## [Set of tasks]
a) In the whisky article, what pushed the price of the Trinitas expression up toward £100,000? Answer in one to three sentences.
b) Retype the part of the whisky article between "The list of" and "drawing your 70cls.", inclusive.
c) According to the whisky article, how much did the writer's bottle from Aberlour cost?

Someone working on behalf of The Dalmore thought I might like to know that the Whyte & MacKay-owned Highland distillery has been beasting the competition as far as value growth is concerned. The ‘luxury brand’ is outstripping the other top 25 global single malts, with 69% year-on-year growth playing 12%. Consumers would appear to be fully prepared to throw lots of cash at rarer, more ‘deluxe’ bottlings from The Dalmore over and above other competitors, which is what I take ‘value growth’ to mean: the sumptuous packaging, the clever brand story, the astronomical performances at auction, would appear to be netting those managing the Cromartie Firth distillery vast amounts of money.
To double back and tackle the packaging issue, however. The Trinitas expression could boast crystal, rare woods, and enormous quantities of expertly-wrought silver, all of which nudged the whisky up towards that knee-knocking figure of £100,000. Yes, the whisky inside was doubtless rather special, but fostering the idea that a crack team of craftsmen had exhausted hundreds of hours of labour to manifest this specialness visually seemed to be important.
However, there is a counter-culture sweeping the visitor centres of Scotch whisky distilleries and it is the ‘bottle your own’ phenomenon. Aberlour, on Speyside, has perhaps the highest and longest-standing profile with respect to offering their visitors the chance to get their hands wet and fill, cork, seal and label their own bottle of whisky. Indeed, it was the first distillery at which I got up close and personal with raw whisky to take away.
The list of distilleries at which this gimmicky but fun and unusual process can be undertaken is a long one. Over the coming weeks, I hope to have factsheet posts for all of the Scotch whisky regions and sub regions detailing the visitor experience on offer, but for now here are those which I know accommodate hand-bottling: Aberfeldy, Aberlour, Auchentoshan, Balblair, Balvenie, Benromach, Bruichladdich, GlenDronach, Glenfiddich, Glengoyne, Glen Moray, Pulteney, and Tomatin. The spirits available typically hail from ex-Bourbon or ex-Sherry, but some may have occupied an exotic wine cask. They will vary in age and strength, but none are cheap. My Aberlour was £65, and at Auchentoshan you pay up to £100 for the privilege of infiltrating the warehouse and drawing your 70cls.

## [Data records]

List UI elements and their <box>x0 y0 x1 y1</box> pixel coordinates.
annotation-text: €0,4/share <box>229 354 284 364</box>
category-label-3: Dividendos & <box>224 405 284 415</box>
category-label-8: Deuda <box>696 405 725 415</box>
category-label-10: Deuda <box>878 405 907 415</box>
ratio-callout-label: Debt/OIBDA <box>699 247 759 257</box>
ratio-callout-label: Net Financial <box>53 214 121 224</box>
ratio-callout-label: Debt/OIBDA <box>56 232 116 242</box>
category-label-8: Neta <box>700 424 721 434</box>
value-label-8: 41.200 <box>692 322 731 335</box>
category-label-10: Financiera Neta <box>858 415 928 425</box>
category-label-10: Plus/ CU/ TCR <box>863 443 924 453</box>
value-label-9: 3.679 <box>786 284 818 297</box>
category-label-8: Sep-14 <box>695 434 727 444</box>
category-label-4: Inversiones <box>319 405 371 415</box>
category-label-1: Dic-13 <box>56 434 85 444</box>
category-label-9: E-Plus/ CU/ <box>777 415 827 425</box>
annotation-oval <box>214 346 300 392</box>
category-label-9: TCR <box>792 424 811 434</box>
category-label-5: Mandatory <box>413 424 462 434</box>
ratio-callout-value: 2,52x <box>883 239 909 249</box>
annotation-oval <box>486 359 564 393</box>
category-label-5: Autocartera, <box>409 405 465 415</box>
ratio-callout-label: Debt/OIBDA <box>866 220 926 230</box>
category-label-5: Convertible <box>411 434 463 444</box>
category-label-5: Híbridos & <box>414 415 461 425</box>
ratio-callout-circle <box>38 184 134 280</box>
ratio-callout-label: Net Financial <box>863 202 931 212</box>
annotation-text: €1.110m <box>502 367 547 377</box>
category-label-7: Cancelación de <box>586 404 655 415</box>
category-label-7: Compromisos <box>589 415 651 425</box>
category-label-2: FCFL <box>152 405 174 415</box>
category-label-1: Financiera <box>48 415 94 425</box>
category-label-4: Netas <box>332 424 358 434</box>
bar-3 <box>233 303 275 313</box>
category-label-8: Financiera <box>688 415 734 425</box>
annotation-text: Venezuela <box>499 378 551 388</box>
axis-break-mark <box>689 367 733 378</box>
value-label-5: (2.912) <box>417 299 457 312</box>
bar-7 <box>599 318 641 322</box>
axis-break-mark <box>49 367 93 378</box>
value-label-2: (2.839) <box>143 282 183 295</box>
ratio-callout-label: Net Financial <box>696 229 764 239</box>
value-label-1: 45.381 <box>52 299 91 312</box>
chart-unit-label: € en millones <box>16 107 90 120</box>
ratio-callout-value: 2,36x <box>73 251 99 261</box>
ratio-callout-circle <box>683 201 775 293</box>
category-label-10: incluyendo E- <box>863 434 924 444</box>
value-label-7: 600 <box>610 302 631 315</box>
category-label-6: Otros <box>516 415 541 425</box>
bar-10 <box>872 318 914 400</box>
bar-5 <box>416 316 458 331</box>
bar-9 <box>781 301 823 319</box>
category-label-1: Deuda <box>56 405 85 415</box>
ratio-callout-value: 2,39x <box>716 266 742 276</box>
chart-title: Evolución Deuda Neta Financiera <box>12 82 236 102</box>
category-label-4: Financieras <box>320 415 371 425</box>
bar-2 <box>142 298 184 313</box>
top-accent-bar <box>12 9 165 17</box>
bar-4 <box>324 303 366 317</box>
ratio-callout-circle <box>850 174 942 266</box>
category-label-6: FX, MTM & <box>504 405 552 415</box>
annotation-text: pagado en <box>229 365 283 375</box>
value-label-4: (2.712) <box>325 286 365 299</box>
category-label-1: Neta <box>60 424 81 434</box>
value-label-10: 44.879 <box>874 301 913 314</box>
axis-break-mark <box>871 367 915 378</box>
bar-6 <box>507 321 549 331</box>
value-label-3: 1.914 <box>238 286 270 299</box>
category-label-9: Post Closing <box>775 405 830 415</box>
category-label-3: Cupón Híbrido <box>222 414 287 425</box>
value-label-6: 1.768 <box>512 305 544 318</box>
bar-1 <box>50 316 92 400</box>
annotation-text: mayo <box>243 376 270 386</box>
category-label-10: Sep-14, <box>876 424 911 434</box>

## [Solutions below]
a) Its packaging pushed the price up: it could boast crystal, rare woods, and enormous quantities of expertly-wrought silver.

b)
The list of distilleries at which this gimmicky but fun and unusual process can be undertaken is a long one. Over the coming weeks, I hope to have factsheet posts for all of the Scotch whisky regions and sub regions detailing the visitor experience on offer, but for now here are those which I know accommodate hand-bottling: Aberfeldy, Aberlour, Auchentoshan, Balblair, Balvenie, Benromach, Bruichladdich, GlenDronach, Glenfiddich, Glengoyne, Glen Moray, Pulteney, and Tomatin. The spirits available typically hail from ex-Bourbon or ex-Sherry, but some may have occupied an exotic wine cask. They will vary in age and strength, but none are cheap. My Aberlour was £65, and at Auchentoshan you pay up to £100 for the privilege of infiltrating the warehouse and drawing your 70cls.

c) £65